▸ Given instruction
Rewrite all the entries below, changing every "Download" to "Downloads" and keeping everything else the same. Leave the pictures out.

▸ Data supplied
┏━━
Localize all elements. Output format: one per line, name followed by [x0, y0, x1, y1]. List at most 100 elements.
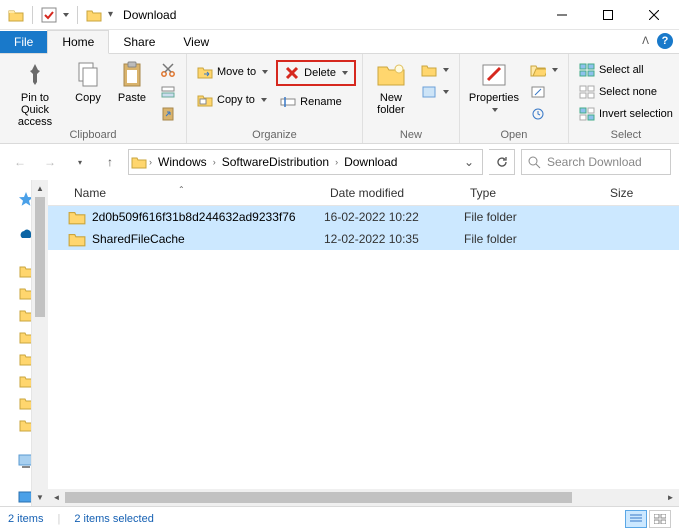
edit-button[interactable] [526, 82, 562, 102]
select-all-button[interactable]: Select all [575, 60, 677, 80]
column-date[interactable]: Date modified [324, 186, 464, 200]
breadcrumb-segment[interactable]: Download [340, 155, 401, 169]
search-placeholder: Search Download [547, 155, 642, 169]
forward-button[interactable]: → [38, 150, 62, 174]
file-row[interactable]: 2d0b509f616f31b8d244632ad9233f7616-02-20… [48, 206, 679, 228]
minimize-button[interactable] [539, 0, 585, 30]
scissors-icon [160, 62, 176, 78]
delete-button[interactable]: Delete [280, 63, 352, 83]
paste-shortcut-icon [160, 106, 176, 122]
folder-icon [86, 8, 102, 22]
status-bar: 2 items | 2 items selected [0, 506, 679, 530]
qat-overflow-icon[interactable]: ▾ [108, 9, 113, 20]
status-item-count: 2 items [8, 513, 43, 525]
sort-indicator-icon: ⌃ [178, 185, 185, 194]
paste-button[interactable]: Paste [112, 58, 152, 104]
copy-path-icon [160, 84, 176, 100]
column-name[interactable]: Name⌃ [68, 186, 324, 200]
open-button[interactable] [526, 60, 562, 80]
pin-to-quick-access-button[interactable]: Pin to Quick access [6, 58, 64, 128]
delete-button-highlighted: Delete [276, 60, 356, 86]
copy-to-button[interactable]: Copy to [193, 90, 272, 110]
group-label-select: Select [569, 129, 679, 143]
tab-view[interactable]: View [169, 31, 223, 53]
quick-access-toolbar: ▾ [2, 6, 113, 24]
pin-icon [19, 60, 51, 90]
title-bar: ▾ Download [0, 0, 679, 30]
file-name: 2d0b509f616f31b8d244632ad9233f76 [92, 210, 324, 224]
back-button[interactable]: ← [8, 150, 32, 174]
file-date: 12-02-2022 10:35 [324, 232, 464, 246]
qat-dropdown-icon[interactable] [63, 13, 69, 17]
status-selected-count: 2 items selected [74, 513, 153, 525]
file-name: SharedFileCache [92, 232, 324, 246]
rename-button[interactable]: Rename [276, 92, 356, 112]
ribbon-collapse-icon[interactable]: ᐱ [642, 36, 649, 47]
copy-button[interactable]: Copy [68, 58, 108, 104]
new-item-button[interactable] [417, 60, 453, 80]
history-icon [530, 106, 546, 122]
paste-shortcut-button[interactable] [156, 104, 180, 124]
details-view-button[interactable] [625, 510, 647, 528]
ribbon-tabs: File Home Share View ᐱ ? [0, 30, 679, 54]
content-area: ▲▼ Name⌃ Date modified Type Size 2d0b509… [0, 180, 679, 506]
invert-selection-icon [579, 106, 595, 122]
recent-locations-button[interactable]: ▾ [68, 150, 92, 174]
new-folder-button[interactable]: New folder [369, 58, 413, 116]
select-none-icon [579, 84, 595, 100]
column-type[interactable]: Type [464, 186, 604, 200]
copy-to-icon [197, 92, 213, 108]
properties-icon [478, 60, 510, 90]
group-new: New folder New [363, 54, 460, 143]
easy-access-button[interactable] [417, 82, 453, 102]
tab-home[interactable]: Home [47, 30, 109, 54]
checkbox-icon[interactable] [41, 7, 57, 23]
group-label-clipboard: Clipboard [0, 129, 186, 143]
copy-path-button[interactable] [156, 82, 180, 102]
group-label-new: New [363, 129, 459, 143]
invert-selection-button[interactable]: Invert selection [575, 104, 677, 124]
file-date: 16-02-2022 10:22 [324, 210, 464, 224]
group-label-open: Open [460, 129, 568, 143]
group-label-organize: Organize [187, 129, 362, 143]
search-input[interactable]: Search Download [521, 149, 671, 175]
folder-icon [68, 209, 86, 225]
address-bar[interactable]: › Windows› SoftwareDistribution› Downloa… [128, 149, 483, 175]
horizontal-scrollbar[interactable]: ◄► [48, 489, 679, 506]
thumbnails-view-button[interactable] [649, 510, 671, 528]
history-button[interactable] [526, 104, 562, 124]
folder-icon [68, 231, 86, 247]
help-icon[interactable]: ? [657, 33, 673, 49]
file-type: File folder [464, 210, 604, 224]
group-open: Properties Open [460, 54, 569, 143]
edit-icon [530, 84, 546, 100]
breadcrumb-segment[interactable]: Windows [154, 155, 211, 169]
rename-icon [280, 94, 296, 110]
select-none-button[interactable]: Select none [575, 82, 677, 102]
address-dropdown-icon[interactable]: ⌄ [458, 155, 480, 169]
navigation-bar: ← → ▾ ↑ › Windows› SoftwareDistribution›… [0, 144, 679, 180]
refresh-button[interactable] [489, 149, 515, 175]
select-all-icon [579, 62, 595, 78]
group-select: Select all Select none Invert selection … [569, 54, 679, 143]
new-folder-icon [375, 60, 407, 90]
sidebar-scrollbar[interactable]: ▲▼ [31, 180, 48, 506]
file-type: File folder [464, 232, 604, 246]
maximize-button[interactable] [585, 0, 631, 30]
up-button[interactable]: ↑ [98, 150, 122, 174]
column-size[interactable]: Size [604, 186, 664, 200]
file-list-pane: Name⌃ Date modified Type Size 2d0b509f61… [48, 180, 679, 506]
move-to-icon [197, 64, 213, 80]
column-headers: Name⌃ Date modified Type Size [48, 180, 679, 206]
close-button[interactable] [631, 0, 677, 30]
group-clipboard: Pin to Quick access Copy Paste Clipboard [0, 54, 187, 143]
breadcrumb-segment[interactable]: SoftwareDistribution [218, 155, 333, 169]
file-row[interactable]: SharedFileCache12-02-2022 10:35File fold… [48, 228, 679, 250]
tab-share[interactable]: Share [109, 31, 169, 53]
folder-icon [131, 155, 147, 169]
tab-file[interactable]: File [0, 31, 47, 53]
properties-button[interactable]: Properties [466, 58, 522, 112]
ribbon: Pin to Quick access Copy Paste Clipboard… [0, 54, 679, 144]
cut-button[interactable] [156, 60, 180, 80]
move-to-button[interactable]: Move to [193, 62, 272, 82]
┗━━
▸ Reply
Localize all elements. Output format: one per line, name followed by [x0, y0, x1, y1]. List at most 100 elements.
edit-button[interactable] [526, 82, 562, 102]
select-all-button[interactable]: Select all [575, 60, 677, 80]
column-date[interactable]: Date modified [324, 186, 464, 200]
breadcrumb-segment[interactable]: Downloads [340, 155, 401, 169]
search-placeholder: Search Downloads [547, 155, 642, 169]
forward-button[interactable]: → [38, 150, 62, 174]
file-row[interactable]: 2d0b509f616f31b8d244632ad9233f7616-02-20… [48, 206, 679, 228]
minimize-button[interactable] [539, 0, 585, 30]
scissors-icon [160, 62, 176, 78]
delete-button[interactable]: Delete [280, 63, 352, 83]
paste-shortcut-icon [160, 106, 176, 122]
folder-icon [86, 8, 102, 22]
status-bar: 2 items | 2 items selected [0, 506, 679, 530]
qat-overflow-icon[interactable]: ▾ [108, 9, 113, 20]
status-item-count: 2 items [8, 513, 43, 525]
sort-indicator-icon: ⌃ [178, 185, 185, 194]
paste-button[interactable]: Paste [112, 58, 152, 104]
copy-path-icon [160, 84, 176, 100]
column-name[interactable]: Name⌃ [68, 186, 324, 200]
open-button[interactable] [526, 60, 562, 80]
pin-to-quick-access-button[interactable]: Pin to Quick access [6, 58, 64, 128]
delete-button-highlighted: Delete [276, 60, 356, 86]
copy-to-button[interactable]: Copy to [193, 90, 272, 110]
group-label-select: Select [569, 129, 679, 143]
tab-view[interactable]: View [169, 31, 223, 53]
quick-access-toolbar: ▾ [2, 6, 113, 24]
pin-icon [19, 60, 51, 90]
title-bar: ▾ Downloads [0, 0, 679, 30]
file-name: 2d0b509f616f31b8d244632ad9233f76 [92, 210, 324, 224]
back-button[interactable]: ← [8, 150, 32, 174]
file-date: 12-02-2022 10:35 [324, 232, 464, 246]
qat-dropdown-icon[interactable] [63, 13, 69, 17]
status-selected-count: 2 items selected [74, 513, 153, 525]
file-name: SharedFileCache [92, 232, 324, 246]
rename-button[interactable]: Rename [276, 92, 356, 112]
ribbon-collapse-icon[interactable]: ᐱ [642, 36, 649, 47]
copy-button[interactable]: Copy [68, 58, 108, 104]
new-item-button[interactable] [417, 60, 453, 80]
history-icon [530, 106, 546, 122]
paste-shortcut-button[interactable] [156, 104, 180, 124]
details-view-button[interactable] [625, 510, 647, 528]
ribbon-tabs: File Home Share View ᐱ ? [0, 30, 679, 54]
content-area: ▲▼ Name⌃ Date modified Type Size 2d0b509… [0, 180, 679, 506]
invert-selection-icon [579, 106, 595, 122]
recent-locations-button[interactable]: ▾ [68, 150, 92, 174]
new-folder-button[interactable]: New folder [369, 58, 413, 116]
select-none-icon [579, 84, 595, 100]
column-type[interactable]: Type [464, 186, 604, 200]
copy-to-icon [197, 92, 213, 108]
properties-icon [478, 60, 510, 90]
group-new: New folder New [363, 54, 460, 143]
easy-access-button[interactable] [417, 82, 453, 102]
tab-home[interactable]: Home [47, 30, 109, 54]
checkbox-icon[interactable] [41, 7, 57, 23]
group-label-clipboard: Clipboard [0, 129, 186, 143]
copy-path-button[interactable] [156, 82, 180, 102]
group-label-new: New [363, 129, 459, 143]
invert-selection-button[interactable]: Invert selection [575, 104, 677, 124]
file-date: 16-02-2022 10:22 [324, 210, 464, 224]
group-label-open: Open [460, 129, 568, 143]
group-label-organize: Organize [187, 129, 362, 143]
search-input[interactable]: Search Downloads [521, 149, 671, 175]
folder-icon [68, 209, 86, 225]
address-bar[interactable]: › Windows› SoftwareDistribution› Downloa… [128, 149, 483, 175]
horizontal-scrollbar[interactable]: ◄► [48, 489, 679, 506]
thumbnails-view-button[interactable] [649, 510, 671, 528]
history-button[interactable] [526, 104, 562, 124]
folder-icon [68, 231, 86, 247]
help-icon[interactable]: ? [657, 33, 673, 49]
file-type: File folder [464, 210, 604, 224]
group-open: Properties Open [460, 54, 569, 143]
edit-icon [530, 84, 546, 100]
breadcrumb-segment[interactable]: Windows [154, 155, 211, 169]
rename-icon [280, 94, 296, 110]
select-none-button[interactable]: Select none [575, 82, 677, 102]
address-dropdown-icon[interactable]: ⌄ [458, 155, 480, 169]
navigation-bar: ← → ▾ ↑ › Windows› SoftwareDistribution›… [0, 144, 679, 180]
refresh-button[interactable] [489, 149, 515, 175]
select-all-icon [579, 62, 595, 78]
group-select: Select all Select none Invert selection … [569, 54, 679, 143]
new-folder-icon [375, 60, 407, 90]
sidebar-scrollbar[interactable]: ▲▼ [31, 180, 48, 506]
file-type: File folder [464, 232, 604, 246]
maximize-button[interactable] [585, 0, 631, 30]
up-button[interactable]: ↑ [98, 150, 122, 174]
column-size[interactable]: Size [604, 186, 664, 200]
file-list-pane: Name⌃ Date modified Type Size 2d0b509f61… [48, 180, 679, 506]
move-to-icon [197, 64, 213, 80]
column-headers: Name⌃ Date modified Type Size [48, 180, 679, 206]
close-button[interactable] [631, 0, 677, 30]
group-clipboard: Pin to Quick access Copy Paste Clipboard [0, 54, 187, 143]
breadcrumb-segment[interactable]: SoftwareDistribution [218, 155, 333, 169]
file-row[interactable]: SharedFileCache12-02-2022 10:35File fold… [48, 228, 679, 250]
tab-share[interactable]: Share [109, 31, 169, 53]
folder-icon [131, 155, 147, 169]
tab-file[interactable]: File [0, 31, 47, 53]
properties-button[interactable]: Properties [466, 58, 522, 112]
ribbon: Pin to Quick access Copy Paste Clipboard… [0, 54, 679, 144]
cut-button[interactable] [156, 60, 180, 80]
move-to-button[interactable]: Move to [193, 62, 272, 82]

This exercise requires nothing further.